__SET PROBLEM__:
Each line containing the word "subtitle" must be collected.

(Extracted data entries)
#####
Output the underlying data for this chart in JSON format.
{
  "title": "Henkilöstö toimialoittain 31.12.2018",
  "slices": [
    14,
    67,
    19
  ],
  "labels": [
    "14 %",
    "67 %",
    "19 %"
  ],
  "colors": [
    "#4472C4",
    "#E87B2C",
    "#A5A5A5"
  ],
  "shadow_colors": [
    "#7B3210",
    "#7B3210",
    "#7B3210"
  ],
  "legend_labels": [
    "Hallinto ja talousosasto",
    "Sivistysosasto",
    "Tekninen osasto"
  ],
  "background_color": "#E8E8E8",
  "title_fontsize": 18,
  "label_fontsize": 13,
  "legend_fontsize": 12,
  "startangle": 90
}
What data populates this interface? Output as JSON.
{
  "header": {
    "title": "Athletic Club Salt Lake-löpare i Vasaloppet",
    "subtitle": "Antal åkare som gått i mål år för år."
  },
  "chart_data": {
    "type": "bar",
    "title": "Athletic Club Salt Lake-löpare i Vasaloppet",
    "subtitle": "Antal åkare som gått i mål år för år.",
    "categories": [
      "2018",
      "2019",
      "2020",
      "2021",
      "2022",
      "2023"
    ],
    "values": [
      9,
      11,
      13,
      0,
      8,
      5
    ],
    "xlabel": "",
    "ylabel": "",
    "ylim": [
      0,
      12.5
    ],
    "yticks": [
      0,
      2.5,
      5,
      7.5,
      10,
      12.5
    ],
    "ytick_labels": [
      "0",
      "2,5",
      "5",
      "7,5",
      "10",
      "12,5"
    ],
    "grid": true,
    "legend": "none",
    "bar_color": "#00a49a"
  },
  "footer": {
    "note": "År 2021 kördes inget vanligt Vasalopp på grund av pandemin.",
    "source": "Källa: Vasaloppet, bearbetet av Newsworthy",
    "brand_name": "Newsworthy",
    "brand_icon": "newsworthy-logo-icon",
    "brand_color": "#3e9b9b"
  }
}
#####
__TASK OUTPUT__:
    "subtitle": "Antal åkare som gått i mål år för år."
    "subtitle": "Antal åkare som gått i mål år för år.",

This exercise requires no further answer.